start

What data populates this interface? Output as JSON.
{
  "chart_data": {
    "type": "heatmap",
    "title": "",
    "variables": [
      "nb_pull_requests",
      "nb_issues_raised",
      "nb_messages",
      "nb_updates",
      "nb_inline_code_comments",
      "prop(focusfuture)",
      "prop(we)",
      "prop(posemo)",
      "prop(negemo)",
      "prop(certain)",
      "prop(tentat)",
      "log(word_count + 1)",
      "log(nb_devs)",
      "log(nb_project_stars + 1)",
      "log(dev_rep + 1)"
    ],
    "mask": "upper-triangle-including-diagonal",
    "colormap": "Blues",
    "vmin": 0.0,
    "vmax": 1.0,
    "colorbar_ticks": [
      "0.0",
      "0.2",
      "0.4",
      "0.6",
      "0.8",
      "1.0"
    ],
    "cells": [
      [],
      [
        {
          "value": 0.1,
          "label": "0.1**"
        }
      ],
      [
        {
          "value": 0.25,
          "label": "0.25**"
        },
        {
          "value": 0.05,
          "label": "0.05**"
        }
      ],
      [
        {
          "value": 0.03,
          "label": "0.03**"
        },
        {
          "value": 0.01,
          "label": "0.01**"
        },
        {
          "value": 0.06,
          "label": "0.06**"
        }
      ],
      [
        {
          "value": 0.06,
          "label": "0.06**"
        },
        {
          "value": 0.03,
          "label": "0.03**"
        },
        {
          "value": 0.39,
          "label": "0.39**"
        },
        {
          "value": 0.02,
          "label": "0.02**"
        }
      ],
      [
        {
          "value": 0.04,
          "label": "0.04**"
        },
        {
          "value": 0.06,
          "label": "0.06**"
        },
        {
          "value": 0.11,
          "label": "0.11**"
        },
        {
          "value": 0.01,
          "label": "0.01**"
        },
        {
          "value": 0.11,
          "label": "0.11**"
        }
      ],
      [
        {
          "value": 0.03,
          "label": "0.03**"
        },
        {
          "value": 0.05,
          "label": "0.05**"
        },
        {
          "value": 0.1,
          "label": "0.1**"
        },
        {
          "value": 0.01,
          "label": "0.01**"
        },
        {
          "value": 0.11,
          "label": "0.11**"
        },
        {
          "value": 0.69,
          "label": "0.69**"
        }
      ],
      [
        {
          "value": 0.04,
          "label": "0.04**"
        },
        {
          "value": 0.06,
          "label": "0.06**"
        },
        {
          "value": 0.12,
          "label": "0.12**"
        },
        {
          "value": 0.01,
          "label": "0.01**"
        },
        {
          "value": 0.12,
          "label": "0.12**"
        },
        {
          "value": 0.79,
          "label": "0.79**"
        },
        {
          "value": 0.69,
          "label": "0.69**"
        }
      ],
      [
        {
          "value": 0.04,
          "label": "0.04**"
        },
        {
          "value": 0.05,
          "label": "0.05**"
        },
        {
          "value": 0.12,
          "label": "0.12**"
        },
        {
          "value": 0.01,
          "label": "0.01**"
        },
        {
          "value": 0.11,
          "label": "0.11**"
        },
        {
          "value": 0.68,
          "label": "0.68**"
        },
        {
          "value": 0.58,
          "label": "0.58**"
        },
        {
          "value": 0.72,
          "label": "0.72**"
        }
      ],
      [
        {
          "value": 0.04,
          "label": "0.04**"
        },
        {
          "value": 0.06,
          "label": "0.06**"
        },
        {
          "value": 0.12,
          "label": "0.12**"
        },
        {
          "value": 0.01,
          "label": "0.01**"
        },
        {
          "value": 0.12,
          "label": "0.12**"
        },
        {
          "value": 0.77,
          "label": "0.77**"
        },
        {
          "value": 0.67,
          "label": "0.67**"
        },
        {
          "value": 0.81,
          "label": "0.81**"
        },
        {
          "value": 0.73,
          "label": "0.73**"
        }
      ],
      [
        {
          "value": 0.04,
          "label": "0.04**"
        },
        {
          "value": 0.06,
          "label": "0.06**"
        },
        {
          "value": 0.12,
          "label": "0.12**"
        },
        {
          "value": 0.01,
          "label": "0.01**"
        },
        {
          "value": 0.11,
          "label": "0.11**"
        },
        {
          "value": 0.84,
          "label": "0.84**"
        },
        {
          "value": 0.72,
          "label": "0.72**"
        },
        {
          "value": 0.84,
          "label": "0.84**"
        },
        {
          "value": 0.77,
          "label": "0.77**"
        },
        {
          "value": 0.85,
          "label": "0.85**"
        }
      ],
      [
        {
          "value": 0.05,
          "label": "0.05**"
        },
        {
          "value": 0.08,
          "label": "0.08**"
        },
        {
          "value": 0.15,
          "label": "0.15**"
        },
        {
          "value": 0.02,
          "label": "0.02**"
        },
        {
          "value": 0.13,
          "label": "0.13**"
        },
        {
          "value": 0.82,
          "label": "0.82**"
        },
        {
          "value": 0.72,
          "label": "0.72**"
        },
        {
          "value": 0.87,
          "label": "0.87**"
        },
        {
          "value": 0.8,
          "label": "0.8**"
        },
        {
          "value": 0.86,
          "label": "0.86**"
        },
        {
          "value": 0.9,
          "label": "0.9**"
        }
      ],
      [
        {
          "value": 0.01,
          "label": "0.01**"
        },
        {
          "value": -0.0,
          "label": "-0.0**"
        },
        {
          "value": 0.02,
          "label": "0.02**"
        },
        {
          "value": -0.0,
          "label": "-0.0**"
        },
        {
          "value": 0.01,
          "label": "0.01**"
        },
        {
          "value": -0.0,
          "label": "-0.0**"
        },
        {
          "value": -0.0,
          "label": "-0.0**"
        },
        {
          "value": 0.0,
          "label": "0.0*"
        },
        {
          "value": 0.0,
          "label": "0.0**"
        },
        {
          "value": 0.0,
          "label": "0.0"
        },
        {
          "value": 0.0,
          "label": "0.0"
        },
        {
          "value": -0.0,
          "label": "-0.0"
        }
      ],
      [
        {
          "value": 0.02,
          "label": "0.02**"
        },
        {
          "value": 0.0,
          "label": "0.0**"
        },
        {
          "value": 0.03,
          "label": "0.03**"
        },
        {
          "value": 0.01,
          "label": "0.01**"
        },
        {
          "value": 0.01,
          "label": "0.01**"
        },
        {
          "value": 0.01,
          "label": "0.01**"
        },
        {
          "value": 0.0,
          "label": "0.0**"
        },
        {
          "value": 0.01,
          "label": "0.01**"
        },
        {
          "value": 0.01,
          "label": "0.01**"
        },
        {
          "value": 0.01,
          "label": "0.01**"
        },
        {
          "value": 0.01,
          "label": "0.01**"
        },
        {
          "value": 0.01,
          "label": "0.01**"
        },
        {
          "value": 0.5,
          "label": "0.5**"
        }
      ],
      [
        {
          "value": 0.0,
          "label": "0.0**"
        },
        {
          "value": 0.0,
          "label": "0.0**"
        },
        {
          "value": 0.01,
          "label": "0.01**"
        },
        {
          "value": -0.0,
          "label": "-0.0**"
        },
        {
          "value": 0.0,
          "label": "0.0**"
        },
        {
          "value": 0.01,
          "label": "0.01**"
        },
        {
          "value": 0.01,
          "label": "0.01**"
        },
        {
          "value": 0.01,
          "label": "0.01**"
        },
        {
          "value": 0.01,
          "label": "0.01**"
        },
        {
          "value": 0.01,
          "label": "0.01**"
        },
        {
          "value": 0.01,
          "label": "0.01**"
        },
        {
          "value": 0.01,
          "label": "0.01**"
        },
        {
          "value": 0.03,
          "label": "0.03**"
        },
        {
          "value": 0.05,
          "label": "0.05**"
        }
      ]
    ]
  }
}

end

◆ **Given task**: Write the entire listing out again, word for word.

◆ **Written answer**:
What data populates this interface? Output as JSON.
{
  "chart_data": {
    "type": "heatmap",
    "title": "",
    "variables": [
      "nb_pull_requests",
      "nb_issues_raised",
      "nb_messages",
      "nb_updates",
      "nb_inline_code_comments",
      "prop(focusfuture)",
      "prop(we)",
      "prop(posemo)",
      "prop(negemo)",
      "prop(certain)",
      "prop(tentat)",
      "log(word_count + 1)",
      "log(nb_devs)",
      "log(nb_project_stars + 1)",
      "log(dev_rep + 1)"
    ],
    "mask": "upper-triangle-including-diagonal",
    "colormap": "Blues",
    "vmin": 0.0,
    "vmax": 1.0,
    "colorbar_ticks": [
      "0.0",
      "0.2",
      "0.4",
      "0.6",
      "0.8",
      "1.0"
    ],
    "cells": [
      [],
      [
        {
          "value": 0.1,
          "label": "0.1**"
        }
      ],
      [
        {
          "value": 0.25,
          "label": "0.25**"
        },
        {
          "value": 0.05,
          "label": "0.05**"
        }
      ],
      [
        {
          "value": 0.03,
          "label": "0.03**"
        },
        {
          "value": 0.01,
          "label": "0.01**"
        },
        {
          "value": 0.06,
          "label": "0.06**"
        }
      ],
      [
        {
          "value": 0.06,
          "label": "0.06**"
        },
        {
          "value": 0.03,
          "label": "0.03**"
        },
        {
          "value": 0.39,
          "label": "0.39**"
        },
        {
          "value": 0.02,
          "label": "0.02**"
        }
      ],
      [
        {
          "value": 0.04,
          "label": "0.04**"
        },
        {
          "value": 0.06,
          "label": "0.06**"
        },
        {
          "value": 0.11,
          "label": "0.11**"
        },
        {
          "value": 0.01,
          "label": "0.01**"
        },
        {
          "value": 0.11,
          "label": "0.11**"
        }
      ],
      [
        {
          "value": 0.03,
          "label": "0.03**"
        },
        {
          "value": 0.05,
          "label": "0.05**"
        },
        {
          "value": 0.1,
          "label": "0.1**"
        },
        {
          "value": 0.01,
          "label": "0.01**"
        },
        {
          "value": 0.11,
          "label": "0.11**"
        },
        {
          "value": 0.69,
          "label": "0.69**"
        }
      ],
      [
        {
          "value": 0.04,
          "label": "0.04**"
        },
        {
          "value": 0.06,
          "label": "0.06**"
        },
        {
          "value": 0.12,
          "label": "0.12**"
        },
        {
          "value": 0.01,
          "label": "0.01**"
        },
        {
          "value": 0.12,
          "label": "0.12**"
        },
        {
          "value": 0.79,
          "label": "0.79**"
        },
        {
          "value": 0.69,
          "label": "0.69**"
        }
      ],
      [
        {
          "value": 0.04,
          "label": "0.04**"
        },
        {
          "value": 0.05,
          "label": "0.05**"
        },
        {
          "value": 0.12,
          "label": "0.12**"
        },
        {
          "value": 0.01,
          "label": "0.01**"
        },
        {
          "value": 0.11,
          "label": "0.11**"
        },
        {
          "value": 0.68,
          "label": "0.68**"
        },
        {
          "value": 0.58,
          "label": "0.58**"
        },
        {
          "value": 0.72,
          "label": "0.72**"
        }
      ],
      [
        {
          "value": 0.04,
          "label": "0.04**"
        },
        {
          "value": 0.06,
          "label": "0.06**"
        },
        {
          "value": 0.12,
          "label": "0.12**"
        },
        {
          "value": 0.01,
          "label": "0.01**"
        },
        {
          "value": 0.12,
          "label": "0.12**"
        },
        {
          "value": 0.77,
          "label": "0.77**"
        },
        {
          "value": 0.67,
          "label": "0.67**"
        },
        {
          "value": 0.81,
          "label": "0.81**"
        },
        {
          "value": 0.73,
          "label": "0.73**"
        }
      ],
      [
        {
          "value": 0.04,
          "label": "0.04**"
        },
        {
          "value": 0.06,
          "label": "0.06**"
        },
        {
          "value": 0.12,
          "label": "0.12**"
        },
        {
          "value": 0.01,
          "label": "0.01**"
        },
        {
          "value": 0.11,
          "label": "0.11**"
        },
        {
          "value": 0.84,
          "label": "0.84**"
        },
        {
          "value": 0.72,
          "label": "0.72**"
        },
        {
          "value": 0.84,
          "label": "0.84**"
        },
        {
          "value": 0.77,
          "label": "0.77**"
        },
        {
          "value": 0.85,
          "label": "0.85**"
        }
      ],
      [
        {
          "value": 0.05,
          "label": "0.05**"
        },
        {
          "value": 0.08,
          "label": "0.08**"
        },
        {
          "value": 0.15,
          "label": "0.15**"
        },
        {
          "value": 0.02,
          "label": "0.02**"
        },
        {
          "value": 0.13,
          "label": "0.13**"
        },
        {
          "value": 0.82,
          "label": "0.82**"
        },
        {
          "value": 0.72,
          "label": "0.72**"
        },
        {
          "value": 0.87,
          "label": "0.87**"
        },
        {
          "value": 0.8,
          "label": "0.8**"
        },
        {
          "value": 0.86,
          "label": "0.86**"
        },
        {
          "value": 0.9,
          "label": "0.9**"
        }
      ],
      [
        {
          "value": 0.01,
          "label": "0.01**"
        },
        {
          "value": -0.0,
          "label": "-0.0**"
        },
        {
          "value": 0.02,
          "label": "0.02**"
        },
        {
          "value": -0.0,
          "label": "-0.0**"
        },
        {
          "value": 0.01,
          "label": "0.01**"
        },
        {
          "value": -0.0,
          "label": "-0.0**"
        },
        {
          "value": -0.0,
          "label": "-0.0**"
        },
        {
          "value": 0.0,
          "label": "0.0*"
        },
        {
          "value": 0.0,
          "label": "0.0**"
        },
        {
          "value": 0.0,
          "label": "0.0"
        },
        {
          "value": 0.0,
          "label": "0.0"
        },
        {
          "value": -0.0,
          "label": "-0.0"
        }
      ],
      [
        {
          "value": 0.02,
          "label": "0.02**"
        },
        {
          "value": 0.0,
          "label": "0.0**"
        },
        {
          "value": 0.03,
          "label": "0.03**"
        },
        {
          "value": 0.01,
          "label": "0.01**"
        },
        {
          "value": 0.01,
          "label": "0.01**"
        },
        {
          "value": 0.01,
          "label": "0.01**"
        },
        {
          "value": 0.0,
          "label": "0.0**"
        },
        {
          "value": 0.01,
          "label": "0.01**"
        },
        {
          "value": 0.01,
          "label": "0.01**"
        },
        {
          "value": 0.01,
          "label": "0.01**"
        },
        {
          "value": 0.01,
          "label": "0.01**"
        },
        {
          "value": 0.01,
          "label": "0.01**"
        },
        {
          "value": 0.5,
          "label": "0.5**"
        }
      ],
      [
        {
          "value": 0.0,
          "label": "0.0**"
        },
        {
          "value": 0.0,
          "label": "0.0**"
        },
        {
          "value": 0.01,
          "label": "0.01**"
        },
        {
          "value": -0.0,
          "label": "-0.0**"
        },
        {
          "value": 0.0,
          "label": "0.0**"
        },
        {
          "value": 0.01,
          "label": "0.01**"
        },
        {
          "value": 0.01,
          "label": "0.01**"
        },
        {
          "value": 0.01,
          "label": "0.01**"
        },
        {
          "value": 0.01,
          "label": "0.01**"
        },
        {
          "value": 0.01,
          "label": "0.01**"
        },
        {
          "value": 0.01,
          "label": "0.01**"
        },
        {
          "value": 0.01,
          "label": "0.01**"
        },
        {
          "value": 0.03,
          "label": "0.03**"
        },
        {
          "value": 0.05,
          "label": "0.05**"
        }
      ]
    ]
  }
}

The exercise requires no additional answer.